# start of INPUT DATA
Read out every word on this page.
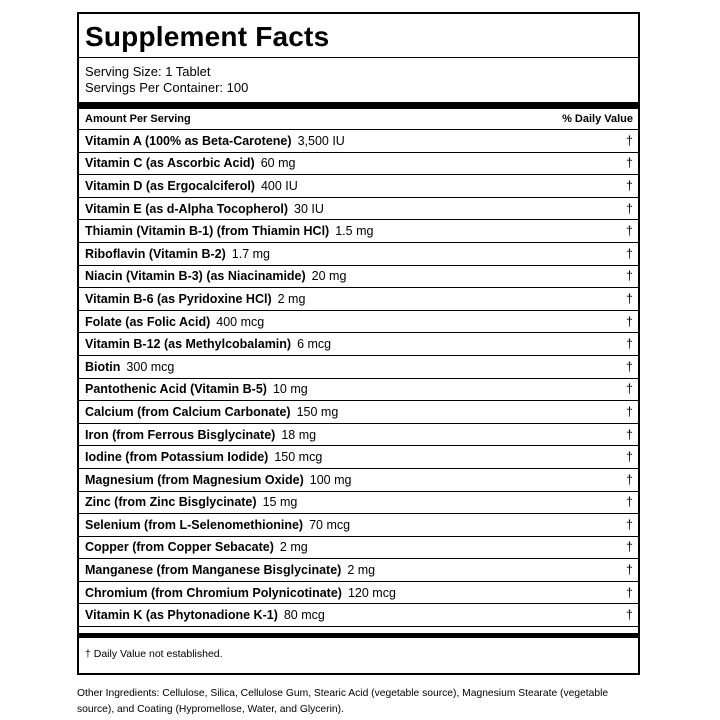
Supplement Facts
Serving Size: 1 Tablet
Servings Per Container: 100
Amount Per Serving	% Daily Value
Vitamin A (100% as Beta-Carotene) 3,500 IU	†
Vitamin C (as Ascorbic Acid) 60 mg	†
Vitamin D (as Ergocalciferol) 400 IU	†
Vitamin E (as d-Alpha Tocopherol) 30 IU	†
Thiamin (Vitamin B-1) (from Thiamin HCl) 1.5 mg	†
Riboflavin (Vitamin B-2) 1.7 mg	†
Niacin (Vitamin B-3) (as Niacinamide) 20 mg	†
Vitamin B-6 (as Pyridoxine HCl) 2 mg	†
Folate (as Folic Acid) 400 mcg	†
Vitamin B-12 (as Methylcobalamin) 6 mcg	†
Biotin 300 mcg	†
Pantothenic Acid (Vitamin B-5) 10 mg	†
Calcium (from Calcium Carbonate) 150 mg	†
Iron (from Ferrous Bisglycinate) 18 mg	†
Iodine (from Potassium Iodide) 150 mcg	†
Magnesium (from Magnesium Oxide) 100 mg	†
Zinc (from Zinc Bisglycinate) 15 mg	†
Selenium (from L-Selenomethionine) 70 mcg	†
Copper (from Copper Sebacate) 2 mg	†
Manganese (from Manganese Bisglycinate) 2 mg	†
Chromium (from Chromium Polynicotinate) 120 mcg	†
Vitamin K (as Phytonadione K-1) 80 mcg	†
† Daily Value not established.
Other Ingredients: Cellulose, Silica, Cellulose Gum, Stearic Acid (vegetable source), Magnesium Stearate (vegetable source), and Coating (Hypromellose, Water, and Glycerin).
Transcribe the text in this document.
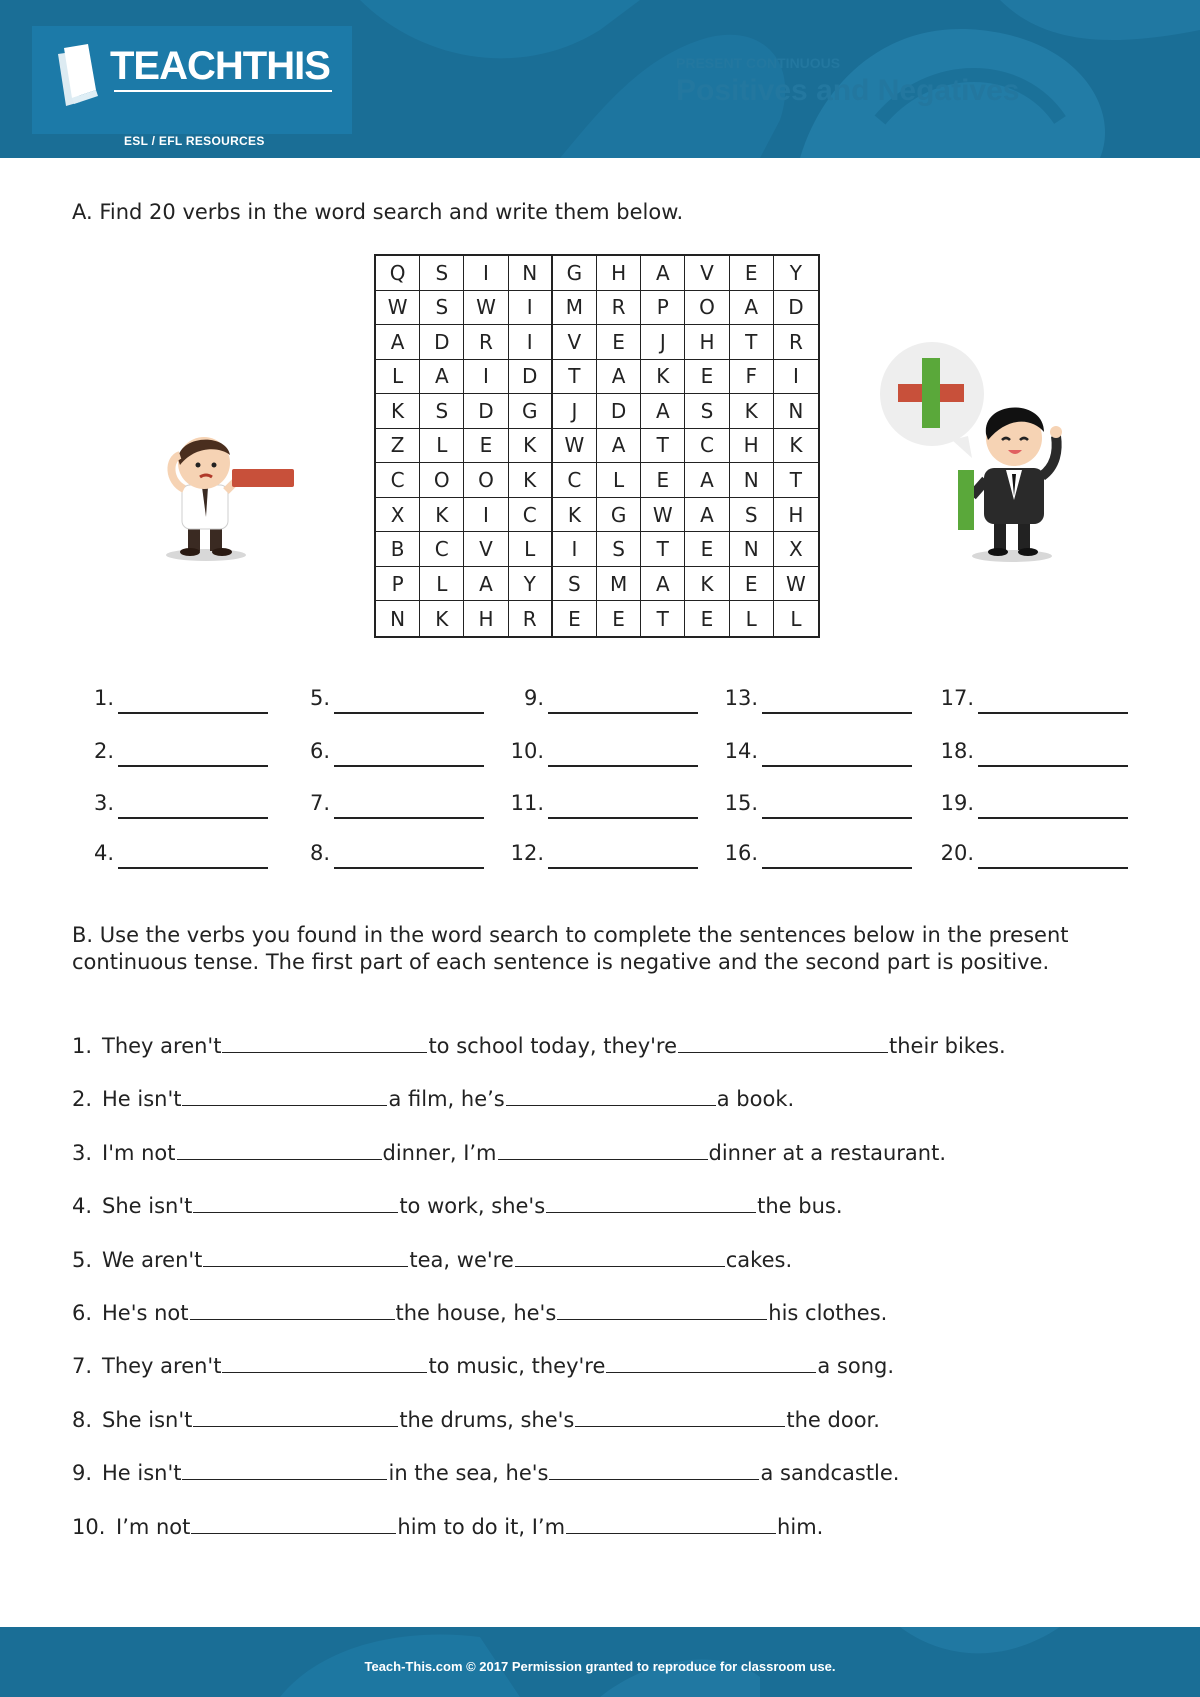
TEACHTHIS
ESL / EFL RESOURCES
PRESENT CONTINUOUS
Positives and Negatives
A. Find 20 verbs in the word search and write them below.
Q	S	I	N	G	H	A	V	E	Y
W	S	W	I	M	R	P	O	A	D
A	D	R	I	V	E	J	H	T	R
L	A	I	D	T	A	K	E	F	I
K	S	D	G	J	D	A	S	K	N
Z	L	E	K	W	A	T	C	H	K
C	O	O	K	C	L	E	A	N	T
X	K	I	C	K	G	W	A	S	H
B	C	V	L	I	S	T	E	N	X
P	L	A	Y	S	M	A	K	E	W
N	K	H	R	E	E	T	E	L	L
1.
2.
3.
4.
5.
6.
7.
8.
9.
10.
11.
12.
13.
14.
15.
16.
17.
18.
19.
20.
B. Use the verbs you found in the word search to complete the sentences below in the present continuous tense. The first part of each sentence is negative and the second part is positive.
1. They aren't	to school today, they're	their bikes.
2. He isn't	a film, he’s	a book.
3. I'm not	dinner, I’m	dinner at a restaurant.
4. She isn't	to work, she's	the bus.
5. We aren't	tea, we're	cakes.
6. He's not	the house, he's	his clothes.
7. They aren't	to music, they're	a song.
8. She isn't	the drums, she's	the door.
9. He isn't	in the sea, he's	a sandcastle.
10. I’m not	him to do it, I’m	him.
Teach-This.com © 2017 Permission granted to reproduce for classroom use.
# end of INPUT DATA
> PROBLEM REQUIREMENTS:
Exactly reproduce each record, leaving out any pictures.

> REPLY TO THE EXERCISE:
Read out every word on this page.
Supplement Facts
Serving Size: 1 Tablet
Servings Per Container: 100
Amount Per Serving	% Daily Value
Vitamin A (100% as Beta-Carotene) 3,500 IU	†
Vitamin C (as Ascorbic Acid) 60 mg	†
Vitamin D (as Ergocalciferol) 400 IU	†
Vitamin E (as d-Alpha Tocopherol) 30 IU	†
Thiamin (Vitamin B-1) (from Thiamin HCl) 1.5 mg	†
Riboflavin (Vitamin B-2) 1.7 mg	†
Niacin (Vitamin B-3) (as Niacinamide) 20 mg	†
Vitamin B-6 (as Pyridoxine HCl) 2 mg	†
Folate (as Folic Acid) 400 mcg	†
Vitamin B-12 (as Methylcobalamin) 6 mcg	†
Biotin 300 mcg	†
Pantothenic Acid (Vitamin B-5) 10 mg	†
Calcium (from Calcium Carbonate) 150 mg	†
Iron (from Ferrous Bisglycinate) 18 mg	†
Iodine (from Potassium Iodide) 150 mcg	†
Magnesium (from Magnesium Oxide) 100 mg	†
Zinc (from Zinc Bisglycinate) 15 mg	†
Selenium (from L-Selenomethionine) 70 mcg	†
Copper (from Copper Sebacate) 2 mg	†
Manganese (from Manganese Bisglycinate) 2 mg	†
Chromium (from Chromium Polynicotinate) 120 mcg	†
Vitamin K (as Phytonadione K-1) 80 mcg	†
† Daily Value not established.
Other Ingredients: Cellulose, Silica, Cellulose Gum, Stearic Acid (vegetable source), Magnesium Stearate (vegetable source), and Coating (Hypromellose, Water, and Glycerin).
Transcribe the text in this document.
TEACHTHIS
ESL / EFL RESOURCES
PRESENT CONTINUOUS
Positives and Negatives
A. Find 20 verbs in the word search and write them below.
Q	S	I	N	G	H	A	V	E	Y
W	S	W	I	M	R	P	O	A	D
A	D	R	I	V	E	J	H	T	R
L	A	I	D	T	A	K	E	F	I
K	S	D	G	J	D	A	S	K	N
Z	L	E	K	W	A	T	C	H	K
C	O	O	K	C	L	E	A	N	T
X	K	I	C	K	G	W	A	S	H
B	C	V	L	I	S	T	E	N	X
P	L	A	Y	S	M	A	K	E	W
N	K	H	R	E	E	T	E	L	L
1.
2.
3.
4.
5.
6.
7.
8.
9.
10.
11.
12.
13.
14.
15.
16.
17.
18.
19.
20.
B. Use the verbs you found in the word search to complete the sentences below in the present continuous tense. The first part of each sentence is negative and the second part is positive.
1. They aren't	to school today, they're	their bikes.
2. He isn't	a film, he’s	a book.
3. I'm not	dinner, I’m	dinner at a restaurant.
4. She isn't	to work, she's	the bus.
5. We aren't	tea, we're	cakes.
6. He's not	the house, he's	his clothes.
7. They aren't	to music, they're	a song.
8. She isn't	the drums, she's	the door.
9. He isn't	in the sea, he's	a sandcastle.
10. I’m not	him to do it, I’m	him.
Teach-This.com © 2017 Permission granted to reproduce for classroom use.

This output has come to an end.